Produce the listing below again, exactly as shown.

_Records to use_:
····················

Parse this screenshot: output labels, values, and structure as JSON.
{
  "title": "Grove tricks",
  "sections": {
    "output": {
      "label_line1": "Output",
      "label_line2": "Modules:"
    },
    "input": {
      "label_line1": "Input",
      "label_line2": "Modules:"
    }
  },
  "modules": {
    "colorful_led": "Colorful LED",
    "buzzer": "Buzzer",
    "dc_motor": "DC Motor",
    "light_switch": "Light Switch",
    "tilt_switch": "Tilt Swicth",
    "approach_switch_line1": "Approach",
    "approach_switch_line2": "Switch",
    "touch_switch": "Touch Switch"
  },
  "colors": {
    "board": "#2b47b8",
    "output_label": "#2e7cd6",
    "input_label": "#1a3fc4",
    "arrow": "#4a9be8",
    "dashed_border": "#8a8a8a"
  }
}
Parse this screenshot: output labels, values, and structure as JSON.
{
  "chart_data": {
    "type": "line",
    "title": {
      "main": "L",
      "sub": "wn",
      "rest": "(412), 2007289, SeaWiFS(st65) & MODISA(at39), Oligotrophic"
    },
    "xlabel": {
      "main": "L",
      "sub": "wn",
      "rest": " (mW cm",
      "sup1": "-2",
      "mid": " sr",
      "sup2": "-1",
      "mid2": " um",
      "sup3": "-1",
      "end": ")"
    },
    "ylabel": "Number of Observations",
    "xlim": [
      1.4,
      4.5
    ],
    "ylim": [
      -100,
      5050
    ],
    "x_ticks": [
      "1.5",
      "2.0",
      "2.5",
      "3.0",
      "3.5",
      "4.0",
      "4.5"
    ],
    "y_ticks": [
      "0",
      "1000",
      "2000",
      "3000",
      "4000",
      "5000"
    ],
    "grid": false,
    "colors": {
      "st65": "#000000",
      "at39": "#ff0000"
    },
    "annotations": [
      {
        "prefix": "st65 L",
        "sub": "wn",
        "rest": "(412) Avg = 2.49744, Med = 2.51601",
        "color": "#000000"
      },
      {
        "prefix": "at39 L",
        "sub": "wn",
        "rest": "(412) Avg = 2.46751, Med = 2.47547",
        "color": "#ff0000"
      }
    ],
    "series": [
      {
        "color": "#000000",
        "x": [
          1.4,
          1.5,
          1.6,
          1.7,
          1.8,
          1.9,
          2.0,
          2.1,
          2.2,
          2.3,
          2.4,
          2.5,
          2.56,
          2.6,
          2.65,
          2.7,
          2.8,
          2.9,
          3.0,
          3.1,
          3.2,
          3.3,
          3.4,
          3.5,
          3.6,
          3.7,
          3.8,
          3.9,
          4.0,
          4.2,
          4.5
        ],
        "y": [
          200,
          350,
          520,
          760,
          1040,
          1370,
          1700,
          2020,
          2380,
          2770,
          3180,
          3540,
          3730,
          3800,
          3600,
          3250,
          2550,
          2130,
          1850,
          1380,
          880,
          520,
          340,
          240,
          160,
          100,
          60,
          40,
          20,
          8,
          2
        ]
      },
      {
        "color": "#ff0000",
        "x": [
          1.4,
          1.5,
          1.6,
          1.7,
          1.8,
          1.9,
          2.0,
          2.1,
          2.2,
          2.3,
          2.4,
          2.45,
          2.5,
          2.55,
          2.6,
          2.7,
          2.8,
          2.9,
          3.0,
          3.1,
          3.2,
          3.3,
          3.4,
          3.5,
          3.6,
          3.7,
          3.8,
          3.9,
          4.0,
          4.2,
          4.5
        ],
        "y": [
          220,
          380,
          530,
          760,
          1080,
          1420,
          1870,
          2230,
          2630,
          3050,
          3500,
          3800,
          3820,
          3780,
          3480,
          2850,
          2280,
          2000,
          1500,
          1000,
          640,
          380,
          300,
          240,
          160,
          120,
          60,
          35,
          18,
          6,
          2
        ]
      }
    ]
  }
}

····················

_Written response_:
Parse this screenshot: output labels, values, and structure as JSON.
{
  "title": "Grove tricks",
  "sections": {
    "output": {
      "label_line1": "Output",
      "label_line2": "Modules:"
    },
    "input": {
      "label_line1": "Input",
      "label_line2": "Modules:"
    }
  },
  "modules": {
    "colorful_led": "Colorful LED",
    "buzzer": "Buzzer",
    "dc_motor": "DC Motor",
    "light_switch": "Light Switch",
    "tilt_switch": "Tilt Swicth",
    "approach_switch_line1": "Approach",
    "approach_switch_line2": "Switch",
    "touch_switch": "Touch Switch"
  },
  "colors": {
    "board": "#2b47b8",
    "output_label": "#2e7cd6",
    "input_label": "#1a3fc4",
    "arrow": "#4a9be8",
    "dashed_border": "#8a8a8a"
  }
}
Parse this screenshot: output labels, values, and structure as JSON.
{
  "chart_data": {
    "type": "line",
    "title": {
      "main": "L",
      "sub": "wn",
      "rest": "(412), 2007289, SeaWiFS(st65) & MODISA(at39), Oligotrophic"
    },
    "xlabel": {
      "main": "L",
      "sub": "wn",
      "rest": " (mW cm",
      "sup1": "-2",
      "mid": " sr",
      "sup2": "-1",
      "mid2": " um",
      "sup3": "-1",
      "end": ")"
    },
    "ylabel": "Number of Observations",
    "xlim": [
      1.4,
      4.5
    ],
    "ylim": [
      -100,
      5050
    ],
    "x_ticks": [
      "1.5",
      "2.0",
      "2.5",
      "3.0",
      "3.5",
      "4.0",
      "4.5"
    ],
    "y_ticks": [
      "0",
      "1000",
      "2000",
      "3000",
      "4000",
      "5000"
    ],
    "grid": false,
    "colors": {
      "st65": "#000000",
      "at39": "#ff0000"
    },
    "annotations": [
      {
        "prefix": "st65 L",
        "sub": "wn",
        "rest": "(412) Avg = 2.49744, Med = 2.51601",
        "color": "#000000"
      },
      {
        "prefix": "at39 L",
        "sub": "wn",
        "rest": "(412) Avg = 2.46751, Med = 2.47547",
        "color": "#ff0000"
      }
    ],
    "series": [
      {
        "color": "#000000",
        "x": [
          1.4,
          1.5,
          1.6,
          1.7,
          1.8,
          1.9,
          2.0,
          2.1,
          2.2,
          2.3,
          2.4,
          2.5,
          2.56,
          2.6,
          2.65,
          2.7,
          2.8,
          2.9,
          3.0,
          3.1,
          3.2,
          3.3,
          3.4,
          3.5,
          3.6,
          3.7,
          3.8,
          3.9,
          4.0,
          4.2,
          4.5
        ],
        "y": [
          200,
          350,
          520,
          760,
          1040,
          1370,
          1700,
          2020,
          2380,
          2770,
          3180,
          3540,
          3730,
          3800,
          3600,
          3250,
          2550,
          2130,
          1850,
          1380,
          880,
          520,
          340,
          240,
          160,
          100,
          60,
          40,
          20,
          8,
          2
        ]
      },
      {
        "color": "#ff0000",
        "x": [
          1.4,
          1.5,
          1.6,
          1.7,
          1.8,
          1.9,
          2.0,
          2.1,
          2.2,
          2.3,
          2.4,
          2.45,
          2.5,
          2.55,
          2.6,
          2.7,
          2.8,
          2.9,
          3.0,
          3.1,
          3.2,
          3.3,
          3.4,
          3.5,
          3.6,
          3.7,
          3.8,
          3.9,
          4.0,
          4.2,
          4.5
        ],
        "y": [
          220,
          380,
          530,
          760,
          1080,
          1420,
          1870,
          2230,
          2630,
          3050,
          3500,
          3800,
          3820,
          3780,
          3480,
          2850,
          2280,
          2000,
          1500,
          1000,
          640,
          380,
          300,
          240,
          160,
          120,
          60,
          35,
          18,
          6,
          2
        ]
      }
    ]
  }
}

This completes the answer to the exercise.